**TO BE DONE:**
Repeat all the material exactly; pictures stay out of your copy.

**DATA TO USE:**
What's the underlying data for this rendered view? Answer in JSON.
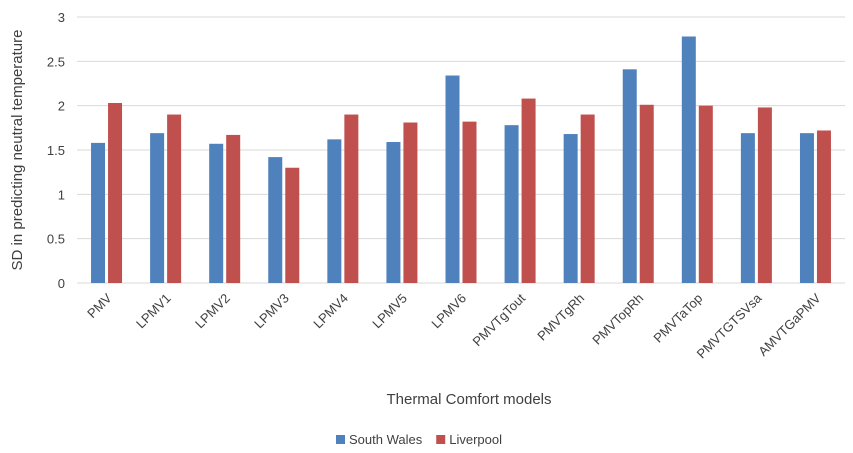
{
  "chart_data": {
    "type": "bar",
    "title": "",
    "xlabel": "Thermal Comfort models",
    "ylabel": "SD in predicting neutral temperature",
    "ylim": [
      0,
      3
    ],
    "yticks": [
      "0",
      "0.5",
      "1",
      "1.5",
      "2",
      "2.5",
      "3"
    ],
    "grid": true,
    "legend_position": "bottom",
    "categories": [
      "PMV",
      "LPMV1",
      "LPMV2",
      "LPMV3",
      "LPMV4",
      "LPMV5",
      "LPMV6",
      "PMVTgTout",
      "PMVTgRh",
      "PMVTopRh",
      "PMVTaTop",
      "PMVTGTSVsa",
      "AMVTGaPMV"
    ],
    "series": [
      {
        "name": "South Wales",
        "color": "#4f81bd",
        "values": [
          1.58,
          1.69,
          1.57,
          1.42,
          1.62,
          1.59,
          2.34,
          1.78,
          1.68,
          2.41,
          2.78,
          1.69,
          1.69
        ]
      },
      {
        "name": "Liverpool",
        "color": "#c0504d",
        "values": [
          2.03,
          1.9,
          1.67,
          1.3,
          1.9,
          1.81,
          1.82,
          2.08,
          1.9,
          2.01,
          2.0,
          1.98,
          1.72
        ]
      }
    ]
  }
}
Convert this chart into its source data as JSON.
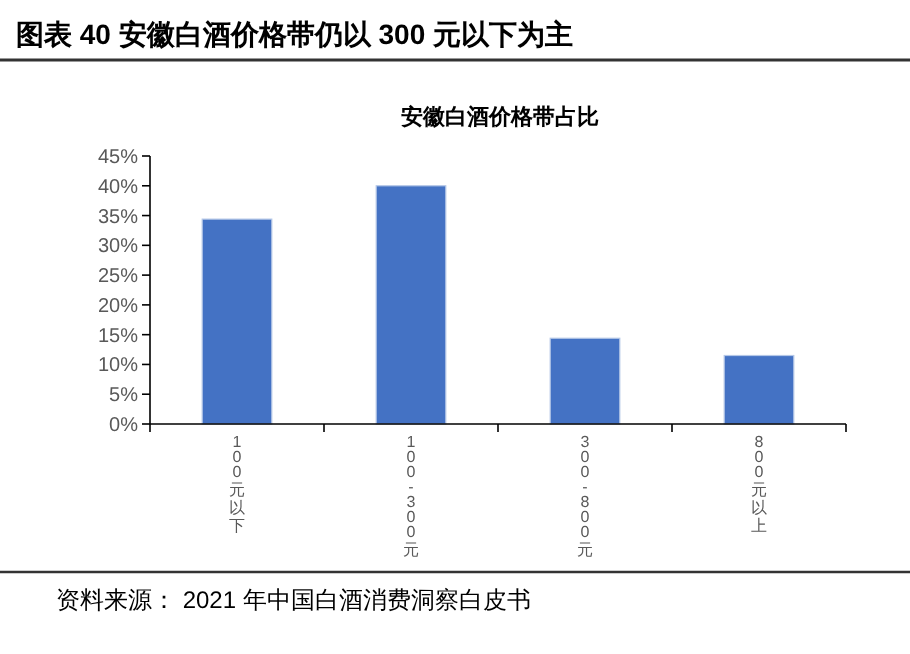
{
  "chart_data": {
    "type": "bar",
    "title": "图表 40  安徽白酒价格带仍以 300 元以下为主",
    "subtitle": "安徽白酒价格带占比",
    "categories": [
      "100元以下",
      "100-300元",
      "300-800元",
      "800元以上"
    ],
    "values": [
      34.4,
      40,
      14.4,
      11.5
    ],
    "color": "#4472c4",
    "ylim": [
      0,
      45
    ],
    "yticks": [
      {
        "value": 0,
        "label": "0%"
      },
      {
        "value": 5,
        "label": "5%"
      },
      {
        "value": 10,
        "label": "10%"
      },
      {
        "value": 15,
        "label": "15%"
      },
      {
        "value": 20,
        "label": "20%"
      },
      {
        "value": 25,
        "label": "25%"
      },
      {
        "value": 30,
        "label": "30%"
      },
      {
        "value": 35,
        "label": "35%"
      },
      {
        "value": 40,
        "label": "40%"
      },
      {
        "value": 45,
        "label": "45%"
      }
    ],
    "grid": false,
    "annotations": [
      "资料来源：  2021 年中国白酒消费洞察白皮书"
    ]
  }
}
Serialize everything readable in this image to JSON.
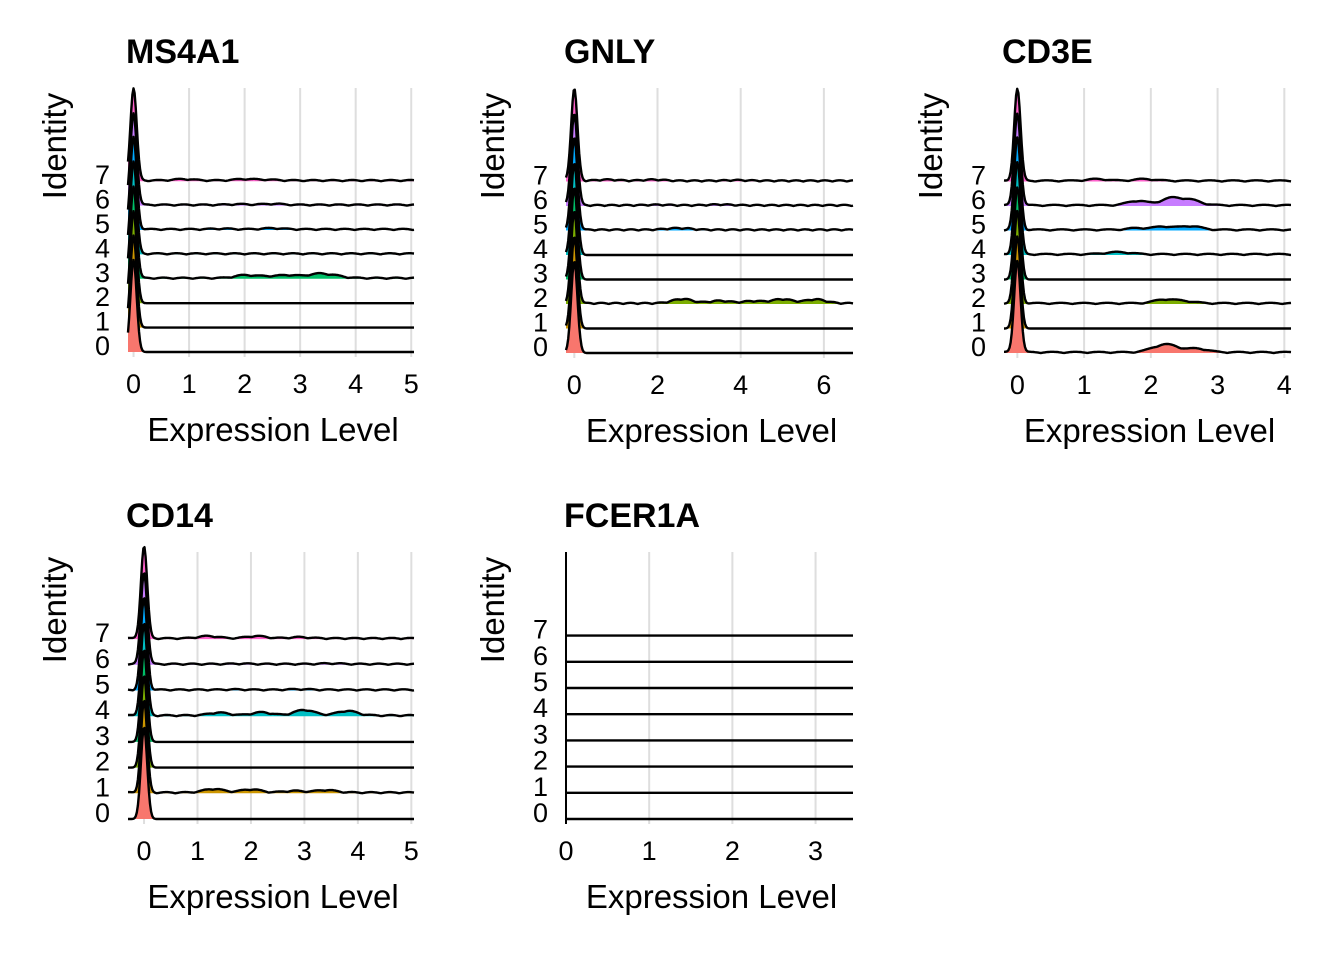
{
  "chart_data": [
    {
      "type": "ridgeline",
      "title": "MS4A1",
      "xlabel": "Expression Level",
      "ylabel": "Identity",
      "xlim": [
        -0.1,
        5.05
      ],
      "xticks": [
        0,
        1,
        2,
        3,
        4,
        5
      ],
      "categories": [
        "0",
        "1",
        "2",
        "3",
        "4",
        "5",
        "6",
        "7"
      ],
      "peak_x": 0,
      "tails": [
        [],
        [],
        [],
        [
          [
            2.0,
            2.4,
            2.8,
            3.3,
            3.6
          ]
        ],
        [],
        [
          [
            1.6,
            2.5
          ]
        ],
        [
          [
            1.9,
            2.5
          ]
        ],
        [
          [
            0.9,
            2.0,
            2.4
          ]
        ]
      ],
      "tail_mass": [
        0.0,
        0.0,
        0.0,
        0.3,
        0.02,
        0.1,
        0.08,
        0.12
      ]
    },
    {
      "type": "ridgeline",
      "title": "GNLY",
      "xlabel": "Expression Level",
      "ylabel": "Identity",
      "xlim": [
        -0.2,
        6.7
      ],
      "xticks": [
        0,
        2,
        4,
        6
      ],
      "categories": [
        "0",
        "1",
        "2",
        "3",
        "4",
        "5",
        "6",
        "7"
      ],
      "peak_x": 0,
      "tails": [
        [],
        [],
        [
          [
            2.6,
            3.5,
            4.3,
            5.0,
            5.8
          ]
        ],
        [],
        [],
        [
          [
            2.3,
            2.6
          ]
        ],
        [
          [
            2.0,
            3.5
          ]
        ],
        [
          [
            0.8,
            1.9,
            3.9
          ]
        ]
      ],
      "tail_mass": [
        0.0,
        0.0,
        0.35,
        0.0,
        0.0,
        0.12,
        0.06,
        0.1
      ]
    },
    {
      "type": "ridgeline",
      "title": "CD3E",
      "xlabel": "Expression Level",
      "ylabel": "Identity",
      "xlim": [
        -0.2,
        4.1
      ],
      "xticks": [
        0,
        1,
        2,
        3,
        4
      ],
      "categories": [
        "0",
        "1",
        "2",
        "3",
        "4",
        "5",
        "6",
        "7"
      ],
      "peak_x": 0,
      "tails": [
        [
          [
            2.1,
            2.3,
            2.7
          ]
        ],
        [],
        [
          [
            2.2,
            2.5
          ]
        ],
        [],
        [
          [
            1.4,
            1.6
          ]
        ],
        [
          [
            1.8,
            2.2,
            2.6
          ]
        ],
        [
          [
            1.8,
            2.3,
            2.6
          ]
        ],
        [
          [
            1.2,
            1.9
          ]
        ]
      ],
      "tail_mass": [
        0.45,
        0.0,
        0.3,
        0.0,
        0.2,
        0.3,
        0.55,
        0.15
      ]
    },
    {
      "type": "ridgeline",
      "title": "CD14",
      "xlabel": "Expression Level",
      "ylabel": "Identity",
      "xlim": [
        -0.3,
        5.05
      ],
      "xticks": [
        0,
        1,
        2,
        3,
        4,
        5
      ],
      "categories": [
        "0",
        "1",
        "2",
        "3",
        "4",
        "5",
        "6",
        "7"
      ],
      "peak_x": 0,
      "tails": [
        [],
        [
          [
            1.3,
            2.0,
            2.8,
            3.4
          ]
        ],
        [],
        [],
        [
          [
            1.4,
            2.2,
            3.0,
            3.8
          ]
        ],
        [
          [
            1.7,
            2.9
          ]
        ],
        [
          [
            1.8,
            3.5
          ]
        ],
        [
          [
            1.2,
            2.1,
            2.9
          ]
        ]
      ],
      "tail_mass": [
        0.0,
        0.3,
        0.0,
        0.0,
        0.45,
        0.05,
        0.05,
        0.2
      ]
    },
    {
      "type": "ridgeline",
      "title": "FCER1A",
      "xlabel": "Expression Level",
      "ylabel": "Identity",
      "xlim": [
        0,
        3.45
      ],
      "xticks": [
        0,
        1,
        2,
        3
      ],
      "categories": [
        "0",
        "1",
        "2",
        "3",
        "4",
        "5",
        "6",
        "7"
      ],
      "peak_x": null,
      "tails": [
        [],
        [],
        [],
        [],
        [],
        [],
        [],
        []
      ],
      "tail_mass": [
        0,
        0,
        0,
        0,
        0,
        0,
        0,
        0
      ]
    }
  ],
  "colors": {
    "groups": [
      "#F8766D",
      "#CD9600",
      "#7CAE00",
      "#00BE67",
      "#00BFC4",
      "#00A9FF",
      "#C77CFF",
      "#FF61CC"
    ],
    "grid": "#dedede",
    "line": "#000000"
  }
}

**EXERCISE ANSWER:**
What's the underlying data for this rendered view? Answer in JSON.
{
  "chart_data": {
    "type": "bar",
    "title": "",
    "xlabel": "Thermal Comfort models",
    "ylabel": "SD in predicting neutral temperature",
    "ylim": [
      0,
      3
    ],
    "yticks": [
      "0",
      "0.5",
      "1",
      "1.5",
      "2",
      "2.5",
      "3"
    ],
    "grid": true,
    "legend_position": "bottom",
    "categories": [
      "PMV",
      "LPMV1",
      "LPMV2",
      "LPMV3",
      "LPMV4",
      "LPMV5",
      "LPMV6",
      "PMVTgTout",
      "PMVTgRh",
      "PMVTopRh",
      "PMVTaTop",
      "PMVTGTSVsa",
      "AMVTGaPMV"
    ],
    "series": [
      {
        "name": "South Wales",
        "color": "#4f81bd",
        "values": [
          1.58,
          1.69,
          1.57,
          1.42,
          1.62,
          1.59,
          2.34,
          1.78,
          1.68,
          2.41,
          2.78,
          1.69,
          1.69
        ]
      },
      {
        "name": "Liverpool",
        "color": "#c0504d",
        "values": [
          2.03,
          1.9,
          1.67,
          1.3,
          1.9,
          1.81,
          1.82,
          2.08,
          1.9,
          2.01,
          2.0,
          1.98,
          1.72
        ]
      }
    ]
  }
}
Convert this chart into its source data as JSON.
{
  "chart_data": {
    "type": "bar",
    "title": "图表 40  安徽白酒价格带仍以 300 元以下为主",
    "subtitle": "安徽白酒价格带占比",
    "categories": [
      "100元以下",
      "100-300元",
      "300-800元",
      "800元以上"
    ],
    "values": [
      34.4,
      40,
      14.4,
      11.5
    ],
    "color": "#4472c4",
    "ylim": [
      0,
      45
    ],
    "yticks": [
      {
        "value": 0,
        "label": "0%"
      },
      {
        "value": 5,
        "label": "5%"
      },
      {
        "value": 10,
        "label": "10%"
      },
      {
        "value": 15,
        "label": "15%"
      },
      {
        "value": 20,
        "label": "20%"
      },
      {
        "value": 25,
        "label": "25%"
      },
      {
        "value": 30,
        "label": "30%"
      },
      {
        "value": 35,
        "label": "35%"
      },
      {
        "value": 40,
        "label": "40%"
      },
      {
        "value": 45,
        "label": "45%"
      }
    ],
    "grid": false,
    "annotations": [
      "资料来源：  2021 年中国白酒消费洞察白皮书"
    ]
  }
}
Serialize everything readable in this image to JSON.
{
  "chart_data": [
    {
      "type": "ridgeline",
      "title": "MS4A1",
      "xlabel": "Expression Level",
      "ylabel": "Identity",
      "xlim": [
        -0.1,
        5.05
      ],
      "xticks": [
        0,
        1,
        2,
        3,
        4,
        5
      ],
      "categories": [
        "0",
        "1",
        "2",
        "3",
        "4",
        "5",
        "6",
        "7"
      ],
      "peak_x": 0,
      "tails": [
        [],
        [],
        [],
        [
          [
            2.0,
            2.4,
            2.8,
            3.3,
            3.6
          ]
        ],
        [],
        [
          [
            1.6,
            2.5
          ]
        ],
        [
          [
            1.9,
            2.5
          ]
        ],
        [
          [
            0.9,
            2.0,
            2.4
          ]
        ]
      ],
      "tail_mass": [
        0.0,
        0.0,
        0.0,
        0.3,
        0.02,
        0.1,
        0.08,
        0.12
      ]
    },
    {
      "type": "ridgeline",
      "title": "GNLY",
      "xlabel": "Expression Level",
      "ylabel": "Identity",
      "xlim": [
        -0.2,
        6.7
      ],
      "xticks": [
        0,
        2,
        4,
        6
      ],
      "categories": [
        "0",
        "1",
        "2",
        "3",
        "4",
        "5",
        "6",
        "7"
      ],
      "peak_x": 0,
      "tails": [
        [],
        [],
        [
          [
            2.6,
            3.5,
            4.3,
            5.0,
            5.8
          ]
        ],
        [],
        [],
        [
          [
            2.3,
            2.6
          ]
        ],
        [
          [
            2.0,
            3.5
          ]
        ],
        [
          [
            0.8,
            1.9,
            3.9
          ]
        ]
      ],
      "tail_mass": [
        0.0,
        0.0,
        0.35,
        0.0,
        0.0,
        0.12,
        0.06,
        0.1
      ]
    },
    {
      "type": "ridgeline",
      "title": "CD3E",
      "xlabel": "Expression Level",
      "ylabel": "Identity",
      "xlim": [
        -0.2,
        4.1
      ],
      "xticks": [
        0,
        1,
        2,
        3,
        4
      ],
      "categories": [
        "0",
        "1",
        "2",
        "3",
        "4",
        "5",
        "6",
        "7"
      ],
      "peak_x": 0,
      "tails": [
        [
          [
            2.1,
            2.3,
            2.7
          ]
        ],
        [],
        [
          [
            2.2,
            2.5
          ]
        ],
        [],
        [
          [
            1.4,
            1.6
          ]
        ],
        [
          [
            1.8,
            2.2,
            2.6
          ]
        ],
        [
          [
            1.8,
            2.3,
            2.6
          ]
        ],
        [
          [
            1.2,
            1.9
          ]
        ]
      ],
      "tail_mass": [
        0.45,
        0.0,
        0.3,
        0.0,
        0.2,
        0.3,
        0.55,
        0.15
      ]
    },
    {
      "type": "ridgeline",
      "title": "CD14",
      "xlabel": "Expression Level",
      "ylabel": "Identity",
      "xlim": [
        -0.3,
        5.05
      ],
      "xticks": [
        0,
        1,
        2,
        3,
        4,
        5
      ],
      "categories": [
        "0",
        "1",
        "2",
        "3",
        "4",
        "5",
        "6",
        "7"
      ],
      "peak_x": 0,
      "tails": [
        [],
        [
          [
            1.3,
            2.0,
            2.8,
            3.4
          ]
        ],
        [],
        [],
        [
          [
            1.4,
            2.2,
            3.0,
            3.8
          ]
        ],
        [
          [
            1.7,
            2.9
          ]
        ],
        [
          [
            1.8,
            3.5
          ]
        ],
        [
          [
            1.2,
            2.1,
            2.9
          ]
        ]
      ],
      "tail_mass": [
        0.0,
        0.3,
        0.0,
        0.0,
        0.45,
        0.05,
        0.05,
        0.2
      ]
    },
    {
      "type": "ridgeline",
      "title": "FCER1A",
      "xlabel": "Expression Level",
      "ylabel": "Identity",
      "xlim": [
        0,
        3.45
      ],
      "xticks": [
        0,
        1,
        2,
        3
      ],
      "categories": [
        "0",
        "1",
        "2",
        "3",
        "4",
        "5",
        "6",
        "7"
      ],
      "peak_x": null,
      "tails": [
        [],
        [],
        [],
        [],
        [],
        [],
        [],
        []
      ],
      "tail_mass": [
        0,
        0,
        0,
        0,
        0,
        0,
        0,
        0
      ]
    }
  ],
  "colors": {
    "groups": [
      "#F8766D",
      "#CD9600",
      "#7CAE00",
      "#00BE67",
      "#00BFC4",
      "#00A9FF",
      "#C77CFF",
      "#FF61CC"
    ],
    "grid": "#dedede",
    "line": "#000000"
  }
}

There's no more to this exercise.